SET TASK >>
You are to retype all of the data exactly as it appears.

[Start INPUT FOR THIS TASK]

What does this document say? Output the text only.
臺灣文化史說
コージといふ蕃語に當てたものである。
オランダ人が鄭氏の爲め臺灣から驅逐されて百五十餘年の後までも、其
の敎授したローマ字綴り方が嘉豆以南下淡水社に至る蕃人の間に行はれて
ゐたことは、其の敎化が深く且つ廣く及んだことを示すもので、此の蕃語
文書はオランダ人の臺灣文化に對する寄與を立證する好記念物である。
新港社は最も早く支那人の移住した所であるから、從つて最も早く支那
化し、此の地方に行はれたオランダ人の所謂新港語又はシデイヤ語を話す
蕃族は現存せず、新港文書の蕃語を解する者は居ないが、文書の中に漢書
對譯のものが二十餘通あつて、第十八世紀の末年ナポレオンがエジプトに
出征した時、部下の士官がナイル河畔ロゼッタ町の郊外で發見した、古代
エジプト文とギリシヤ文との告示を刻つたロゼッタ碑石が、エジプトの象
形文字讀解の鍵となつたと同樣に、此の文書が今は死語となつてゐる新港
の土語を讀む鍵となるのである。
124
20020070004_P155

[End INPUT FOR THIS TASK]

WRITTEN RESPONSE >>
What does this document say? Output the text only.
臺灣文化史說
コージといふ蕃語に當てたものである。
オランダ人が鄭氏の爲め臺灣から驅逐されて百五十餘年の後までも、其
の敎授したローマ字綴り方が嘉豆以南下淡水社に至る蕃人の間に行はれて
ゐたことは、其の敎化が深く且つ廣く及んだことを示すもので、此の蕃語
文書はオランダ人の臺灣文化に對する寄與を立證する好記念物である。
新港社は最も早く支那人の移住した所であるから、從つて最も早く支那
化し、此の地方に行はれたオランダ人の所謂新港語又はシデイヤ語を話す
蕃族は現存せず、新港文書の蕃語を解する者は居ないが、文書の中に漢書
對譯のものが二十餘通あつて、第十八世紀の末年ナポレオンがエジプトに
出征した時、部下の士官がナイル河畔ロゼッタ町の郊外で發見した、古代
エジプト文とギリシヤ文との告示を刻つたロゼッタ碑石が、エジプトの象
形文字讀解の鍵となつたと同樣に、此の文書が今は死語となつてゐる新港
の土語を讀む鍵となるのである。
124
20020070004_P155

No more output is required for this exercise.